● **What is expected**
Within the records below, find each line that holds the string "date", then copy it.

[Figure record listings]
*-*-*

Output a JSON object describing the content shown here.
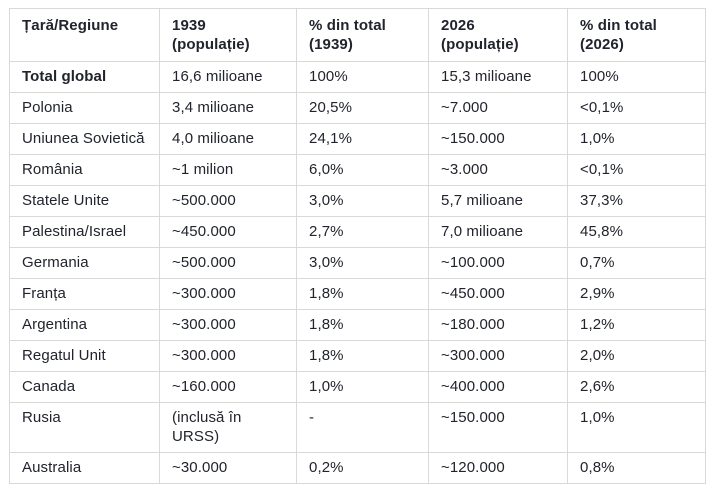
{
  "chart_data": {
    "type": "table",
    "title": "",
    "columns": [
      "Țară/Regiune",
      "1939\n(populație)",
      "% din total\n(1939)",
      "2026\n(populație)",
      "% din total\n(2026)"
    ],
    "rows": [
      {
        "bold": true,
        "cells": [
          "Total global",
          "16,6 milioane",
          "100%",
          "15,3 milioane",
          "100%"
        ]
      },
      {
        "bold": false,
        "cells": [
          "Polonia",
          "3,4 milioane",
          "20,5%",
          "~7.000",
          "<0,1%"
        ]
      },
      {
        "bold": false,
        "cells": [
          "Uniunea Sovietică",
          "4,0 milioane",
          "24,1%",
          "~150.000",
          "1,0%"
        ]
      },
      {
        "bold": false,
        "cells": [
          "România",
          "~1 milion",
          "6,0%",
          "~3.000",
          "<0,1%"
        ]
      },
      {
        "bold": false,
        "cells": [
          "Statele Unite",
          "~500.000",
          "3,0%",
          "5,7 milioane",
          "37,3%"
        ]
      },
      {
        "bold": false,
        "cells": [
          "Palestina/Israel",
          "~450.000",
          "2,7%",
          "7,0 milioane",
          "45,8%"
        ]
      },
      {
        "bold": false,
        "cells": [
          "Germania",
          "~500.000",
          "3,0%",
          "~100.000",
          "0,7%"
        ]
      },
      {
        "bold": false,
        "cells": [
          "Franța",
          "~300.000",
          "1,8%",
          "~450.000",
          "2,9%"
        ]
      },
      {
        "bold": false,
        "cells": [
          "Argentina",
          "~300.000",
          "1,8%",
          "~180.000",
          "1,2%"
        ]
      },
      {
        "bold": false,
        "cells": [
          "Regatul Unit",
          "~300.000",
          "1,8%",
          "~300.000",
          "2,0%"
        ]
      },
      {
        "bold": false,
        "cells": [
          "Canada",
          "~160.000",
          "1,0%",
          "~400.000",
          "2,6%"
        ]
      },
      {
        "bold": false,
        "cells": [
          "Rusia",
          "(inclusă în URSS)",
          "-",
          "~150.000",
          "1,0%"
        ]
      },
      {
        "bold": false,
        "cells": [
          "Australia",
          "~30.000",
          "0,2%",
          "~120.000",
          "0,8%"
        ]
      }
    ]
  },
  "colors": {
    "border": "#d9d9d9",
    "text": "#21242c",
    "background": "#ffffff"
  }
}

*-*-*

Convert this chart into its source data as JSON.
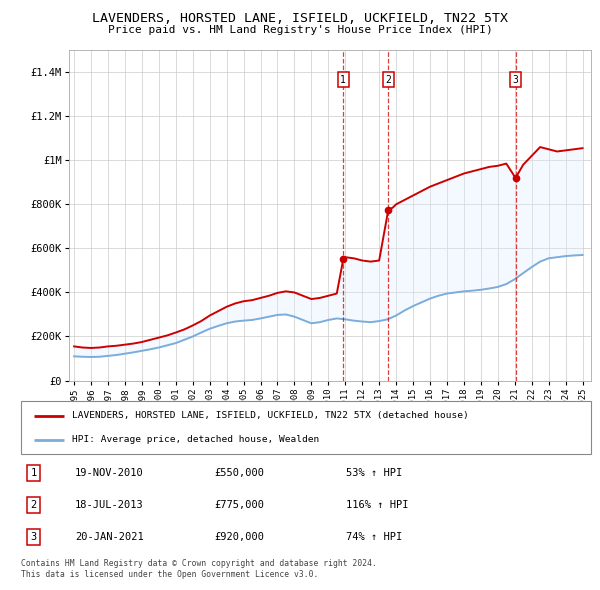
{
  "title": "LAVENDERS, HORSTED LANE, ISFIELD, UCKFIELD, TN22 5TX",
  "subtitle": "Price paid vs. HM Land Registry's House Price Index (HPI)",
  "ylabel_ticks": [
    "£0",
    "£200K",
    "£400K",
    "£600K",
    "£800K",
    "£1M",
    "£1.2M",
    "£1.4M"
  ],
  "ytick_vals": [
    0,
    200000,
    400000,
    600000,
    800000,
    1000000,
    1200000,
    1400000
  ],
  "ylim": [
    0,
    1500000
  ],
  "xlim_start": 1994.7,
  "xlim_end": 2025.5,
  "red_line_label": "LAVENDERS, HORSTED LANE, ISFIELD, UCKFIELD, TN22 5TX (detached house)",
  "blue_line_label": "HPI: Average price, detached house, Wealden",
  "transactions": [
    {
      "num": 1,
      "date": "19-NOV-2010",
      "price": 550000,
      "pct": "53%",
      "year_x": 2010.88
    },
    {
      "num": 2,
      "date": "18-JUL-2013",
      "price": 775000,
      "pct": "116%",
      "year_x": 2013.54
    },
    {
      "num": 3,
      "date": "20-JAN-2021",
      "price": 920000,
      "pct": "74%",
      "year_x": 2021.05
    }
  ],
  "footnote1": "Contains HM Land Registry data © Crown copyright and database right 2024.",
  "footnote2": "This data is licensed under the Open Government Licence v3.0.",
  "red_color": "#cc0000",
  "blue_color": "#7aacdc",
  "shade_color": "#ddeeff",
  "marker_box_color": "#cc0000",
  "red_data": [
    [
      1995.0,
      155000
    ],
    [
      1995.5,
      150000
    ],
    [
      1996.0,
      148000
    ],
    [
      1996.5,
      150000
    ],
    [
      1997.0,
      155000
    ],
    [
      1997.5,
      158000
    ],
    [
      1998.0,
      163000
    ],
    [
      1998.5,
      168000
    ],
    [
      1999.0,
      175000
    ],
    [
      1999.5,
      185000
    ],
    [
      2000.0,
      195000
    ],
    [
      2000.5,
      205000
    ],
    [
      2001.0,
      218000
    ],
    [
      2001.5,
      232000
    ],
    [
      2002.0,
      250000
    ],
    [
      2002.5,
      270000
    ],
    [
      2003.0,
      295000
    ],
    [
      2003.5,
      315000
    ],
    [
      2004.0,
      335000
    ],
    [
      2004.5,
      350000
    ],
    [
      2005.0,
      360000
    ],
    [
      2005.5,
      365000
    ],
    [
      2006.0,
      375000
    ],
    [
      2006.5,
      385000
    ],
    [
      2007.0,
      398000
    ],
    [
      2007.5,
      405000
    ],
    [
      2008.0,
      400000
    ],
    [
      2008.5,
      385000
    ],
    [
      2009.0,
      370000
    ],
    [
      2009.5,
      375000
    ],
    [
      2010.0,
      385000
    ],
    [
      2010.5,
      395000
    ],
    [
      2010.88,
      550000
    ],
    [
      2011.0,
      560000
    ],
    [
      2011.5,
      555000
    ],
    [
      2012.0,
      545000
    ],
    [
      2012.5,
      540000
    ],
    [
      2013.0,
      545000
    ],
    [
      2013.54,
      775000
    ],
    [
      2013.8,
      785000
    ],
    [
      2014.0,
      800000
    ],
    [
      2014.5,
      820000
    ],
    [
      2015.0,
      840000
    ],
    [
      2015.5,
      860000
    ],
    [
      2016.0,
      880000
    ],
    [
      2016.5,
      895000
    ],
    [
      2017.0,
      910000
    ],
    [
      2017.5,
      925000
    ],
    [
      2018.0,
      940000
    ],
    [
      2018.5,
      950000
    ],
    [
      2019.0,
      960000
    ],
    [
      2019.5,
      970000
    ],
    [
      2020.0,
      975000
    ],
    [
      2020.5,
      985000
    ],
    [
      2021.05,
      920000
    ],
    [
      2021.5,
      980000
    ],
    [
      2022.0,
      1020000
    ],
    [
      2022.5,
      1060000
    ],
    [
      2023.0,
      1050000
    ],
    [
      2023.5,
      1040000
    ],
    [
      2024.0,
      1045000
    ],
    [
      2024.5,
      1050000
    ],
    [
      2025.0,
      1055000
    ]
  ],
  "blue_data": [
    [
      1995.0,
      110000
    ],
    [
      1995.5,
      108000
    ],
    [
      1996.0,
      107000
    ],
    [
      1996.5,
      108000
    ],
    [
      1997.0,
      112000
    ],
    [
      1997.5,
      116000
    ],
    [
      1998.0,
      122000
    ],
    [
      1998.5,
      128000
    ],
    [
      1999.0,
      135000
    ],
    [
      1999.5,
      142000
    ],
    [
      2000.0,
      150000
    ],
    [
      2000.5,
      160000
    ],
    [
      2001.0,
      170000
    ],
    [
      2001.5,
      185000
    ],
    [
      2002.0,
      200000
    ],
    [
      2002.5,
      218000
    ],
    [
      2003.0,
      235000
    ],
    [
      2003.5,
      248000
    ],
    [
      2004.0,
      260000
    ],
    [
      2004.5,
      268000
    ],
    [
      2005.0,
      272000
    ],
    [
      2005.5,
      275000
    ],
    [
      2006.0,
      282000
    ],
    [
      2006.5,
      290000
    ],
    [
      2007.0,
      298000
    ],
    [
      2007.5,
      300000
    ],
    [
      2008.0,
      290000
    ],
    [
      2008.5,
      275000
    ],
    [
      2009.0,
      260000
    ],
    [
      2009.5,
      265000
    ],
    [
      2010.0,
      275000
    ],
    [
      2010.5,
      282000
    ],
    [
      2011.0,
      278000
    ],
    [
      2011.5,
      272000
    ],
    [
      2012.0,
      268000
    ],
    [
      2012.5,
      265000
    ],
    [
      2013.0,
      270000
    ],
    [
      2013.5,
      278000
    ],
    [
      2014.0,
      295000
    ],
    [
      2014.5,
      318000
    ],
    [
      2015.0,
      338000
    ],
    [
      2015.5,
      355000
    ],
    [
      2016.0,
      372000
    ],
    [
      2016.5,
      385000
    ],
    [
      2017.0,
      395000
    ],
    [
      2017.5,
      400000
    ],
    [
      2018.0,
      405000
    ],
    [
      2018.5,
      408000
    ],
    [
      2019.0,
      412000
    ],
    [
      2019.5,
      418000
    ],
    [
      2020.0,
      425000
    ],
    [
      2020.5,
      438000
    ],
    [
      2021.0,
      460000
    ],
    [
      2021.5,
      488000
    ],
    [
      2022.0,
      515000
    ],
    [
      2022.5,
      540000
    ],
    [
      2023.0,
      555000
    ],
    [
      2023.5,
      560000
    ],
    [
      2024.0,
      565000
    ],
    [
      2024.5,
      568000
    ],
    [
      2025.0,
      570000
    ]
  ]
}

*-*-*

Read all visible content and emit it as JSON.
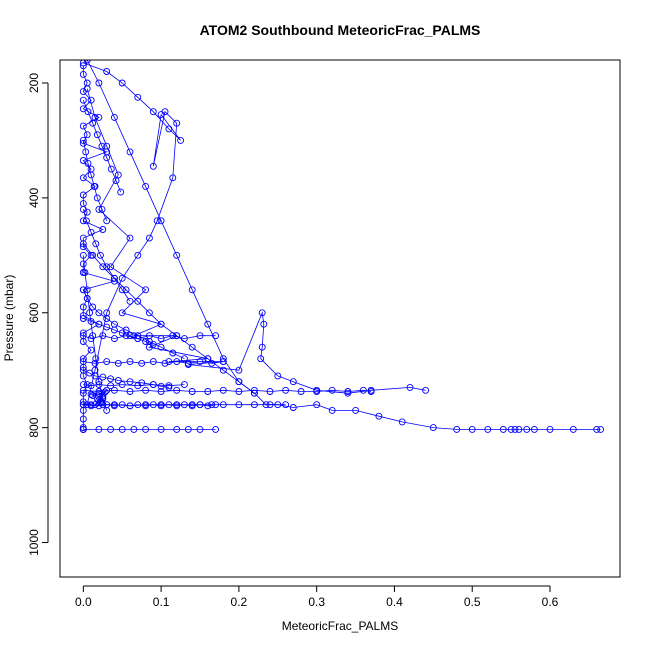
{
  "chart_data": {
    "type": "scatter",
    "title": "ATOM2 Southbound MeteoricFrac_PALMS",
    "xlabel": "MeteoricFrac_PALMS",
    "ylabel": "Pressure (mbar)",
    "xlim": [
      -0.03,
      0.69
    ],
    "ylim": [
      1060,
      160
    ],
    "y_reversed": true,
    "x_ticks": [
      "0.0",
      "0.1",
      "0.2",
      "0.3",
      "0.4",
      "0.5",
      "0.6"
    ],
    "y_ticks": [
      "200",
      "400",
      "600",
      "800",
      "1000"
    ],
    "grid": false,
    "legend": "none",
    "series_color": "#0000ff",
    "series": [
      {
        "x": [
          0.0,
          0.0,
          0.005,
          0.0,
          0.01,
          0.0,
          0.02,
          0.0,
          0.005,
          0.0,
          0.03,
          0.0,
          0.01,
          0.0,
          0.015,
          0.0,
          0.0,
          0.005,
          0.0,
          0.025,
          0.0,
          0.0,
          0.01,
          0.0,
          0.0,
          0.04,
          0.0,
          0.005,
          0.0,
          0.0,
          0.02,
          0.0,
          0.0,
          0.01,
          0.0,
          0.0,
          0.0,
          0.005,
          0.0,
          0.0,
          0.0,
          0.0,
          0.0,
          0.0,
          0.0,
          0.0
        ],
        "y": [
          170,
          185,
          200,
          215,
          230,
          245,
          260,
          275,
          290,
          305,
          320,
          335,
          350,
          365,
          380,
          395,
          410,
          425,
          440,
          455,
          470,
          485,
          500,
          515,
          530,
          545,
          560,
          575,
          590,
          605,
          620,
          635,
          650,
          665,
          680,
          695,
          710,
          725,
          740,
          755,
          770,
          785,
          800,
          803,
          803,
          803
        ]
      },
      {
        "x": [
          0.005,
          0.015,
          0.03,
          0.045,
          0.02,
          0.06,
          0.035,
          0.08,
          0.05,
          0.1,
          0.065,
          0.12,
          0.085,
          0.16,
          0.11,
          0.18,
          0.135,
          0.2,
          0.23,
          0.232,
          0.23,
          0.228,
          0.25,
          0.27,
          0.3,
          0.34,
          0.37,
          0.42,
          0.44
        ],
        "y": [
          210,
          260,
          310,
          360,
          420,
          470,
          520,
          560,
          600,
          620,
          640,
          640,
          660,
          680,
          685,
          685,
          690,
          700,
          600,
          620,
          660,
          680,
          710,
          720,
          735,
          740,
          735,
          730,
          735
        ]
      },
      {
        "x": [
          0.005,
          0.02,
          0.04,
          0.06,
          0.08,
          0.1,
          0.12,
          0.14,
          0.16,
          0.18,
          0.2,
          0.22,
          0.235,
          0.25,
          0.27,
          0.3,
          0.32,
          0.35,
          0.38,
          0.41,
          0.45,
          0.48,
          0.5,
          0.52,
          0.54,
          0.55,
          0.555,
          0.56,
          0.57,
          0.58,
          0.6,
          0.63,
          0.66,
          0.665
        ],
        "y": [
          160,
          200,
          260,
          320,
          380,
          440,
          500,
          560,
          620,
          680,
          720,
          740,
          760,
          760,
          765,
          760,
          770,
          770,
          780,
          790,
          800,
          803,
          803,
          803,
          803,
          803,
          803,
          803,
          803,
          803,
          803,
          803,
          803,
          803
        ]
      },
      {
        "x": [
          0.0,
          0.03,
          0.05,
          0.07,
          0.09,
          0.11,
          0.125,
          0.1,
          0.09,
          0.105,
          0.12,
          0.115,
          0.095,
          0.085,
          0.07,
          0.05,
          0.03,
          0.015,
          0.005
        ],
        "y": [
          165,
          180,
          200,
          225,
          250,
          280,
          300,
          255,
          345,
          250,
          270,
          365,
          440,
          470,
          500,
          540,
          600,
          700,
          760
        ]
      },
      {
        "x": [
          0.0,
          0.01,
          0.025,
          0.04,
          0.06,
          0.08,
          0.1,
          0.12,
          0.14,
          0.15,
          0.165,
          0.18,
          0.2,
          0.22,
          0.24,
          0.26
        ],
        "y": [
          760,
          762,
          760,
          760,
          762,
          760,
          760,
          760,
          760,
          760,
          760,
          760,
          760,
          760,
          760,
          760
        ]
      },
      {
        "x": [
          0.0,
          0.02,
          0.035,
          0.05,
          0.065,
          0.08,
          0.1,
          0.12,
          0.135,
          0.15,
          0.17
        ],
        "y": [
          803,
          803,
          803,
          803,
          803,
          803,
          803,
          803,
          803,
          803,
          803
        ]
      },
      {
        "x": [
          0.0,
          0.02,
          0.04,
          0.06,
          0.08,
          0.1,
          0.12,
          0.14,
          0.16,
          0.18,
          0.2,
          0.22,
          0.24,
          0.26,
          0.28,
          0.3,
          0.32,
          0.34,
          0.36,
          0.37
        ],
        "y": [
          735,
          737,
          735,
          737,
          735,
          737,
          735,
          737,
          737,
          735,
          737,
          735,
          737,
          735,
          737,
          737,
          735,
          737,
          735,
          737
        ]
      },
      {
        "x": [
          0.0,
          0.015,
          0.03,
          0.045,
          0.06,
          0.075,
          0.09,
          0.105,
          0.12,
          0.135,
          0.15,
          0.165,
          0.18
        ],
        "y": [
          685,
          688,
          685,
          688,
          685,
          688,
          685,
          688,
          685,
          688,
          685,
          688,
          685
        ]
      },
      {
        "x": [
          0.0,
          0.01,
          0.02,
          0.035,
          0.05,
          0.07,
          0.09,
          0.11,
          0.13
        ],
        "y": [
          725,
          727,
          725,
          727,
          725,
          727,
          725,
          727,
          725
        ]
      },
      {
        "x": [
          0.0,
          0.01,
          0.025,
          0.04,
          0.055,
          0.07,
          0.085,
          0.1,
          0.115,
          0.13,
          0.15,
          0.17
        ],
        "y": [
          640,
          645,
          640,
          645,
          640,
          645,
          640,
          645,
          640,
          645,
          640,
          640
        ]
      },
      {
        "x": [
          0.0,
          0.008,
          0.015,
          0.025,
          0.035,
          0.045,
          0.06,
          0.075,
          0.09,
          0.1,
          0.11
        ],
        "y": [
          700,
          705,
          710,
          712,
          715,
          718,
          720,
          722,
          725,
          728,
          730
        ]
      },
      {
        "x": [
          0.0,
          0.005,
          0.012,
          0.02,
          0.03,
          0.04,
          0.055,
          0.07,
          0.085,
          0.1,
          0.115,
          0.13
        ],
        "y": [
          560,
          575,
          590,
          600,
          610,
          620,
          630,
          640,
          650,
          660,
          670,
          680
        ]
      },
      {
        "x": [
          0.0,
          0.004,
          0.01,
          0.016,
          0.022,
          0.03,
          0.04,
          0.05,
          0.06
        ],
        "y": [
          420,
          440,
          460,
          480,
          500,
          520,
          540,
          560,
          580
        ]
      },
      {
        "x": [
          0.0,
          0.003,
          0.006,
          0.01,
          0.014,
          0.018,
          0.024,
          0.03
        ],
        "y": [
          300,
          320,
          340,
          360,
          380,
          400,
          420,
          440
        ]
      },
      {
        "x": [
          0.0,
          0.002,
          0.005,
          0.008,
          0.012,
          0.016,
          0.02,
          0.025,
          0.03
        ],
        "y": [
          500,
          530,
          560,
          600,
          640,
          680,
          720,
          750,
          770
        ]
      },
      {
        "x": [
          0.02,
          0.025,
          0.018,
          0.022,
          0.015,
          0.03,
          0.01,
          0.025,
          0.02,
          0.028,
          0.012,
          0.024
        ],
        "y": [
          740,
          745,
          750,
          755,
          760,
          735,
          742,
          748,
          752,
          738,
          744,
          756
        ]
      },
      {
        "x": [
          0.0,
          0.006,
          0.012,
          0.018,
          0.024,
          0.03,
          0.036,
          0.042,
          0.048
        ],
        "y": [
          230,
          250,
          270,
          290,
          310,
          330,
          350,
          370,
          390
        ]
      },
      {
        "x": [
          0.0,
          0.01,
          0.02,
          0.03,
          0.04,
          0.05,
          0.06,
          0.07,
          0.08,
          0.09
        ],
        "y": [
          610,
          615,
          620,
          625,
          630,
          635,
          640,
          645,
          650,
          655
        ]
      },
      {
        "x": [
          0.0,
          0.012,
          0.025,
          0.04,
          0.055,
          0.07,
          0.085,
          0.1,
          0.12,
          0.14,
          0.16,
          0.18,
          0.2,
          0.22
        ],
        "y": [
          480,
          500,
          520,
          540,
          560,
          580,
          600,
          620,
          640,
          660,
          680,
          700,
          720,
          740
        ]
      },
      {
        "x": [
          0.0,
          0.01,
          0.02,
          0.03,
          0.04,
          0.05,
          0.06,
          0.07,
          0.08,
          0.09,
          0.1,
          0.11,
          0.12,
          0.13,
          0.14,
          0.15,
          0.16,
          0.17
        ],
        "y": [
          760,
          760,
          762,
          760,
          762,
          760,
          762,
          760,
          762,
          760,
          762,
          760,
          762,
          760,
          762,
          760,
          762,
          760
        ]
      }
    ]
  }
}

*-*-*

● **Final result**
      "date": "19-NOV-2010",
      "date": "18-JUL-2013",
      "date": "20-JAN-2021",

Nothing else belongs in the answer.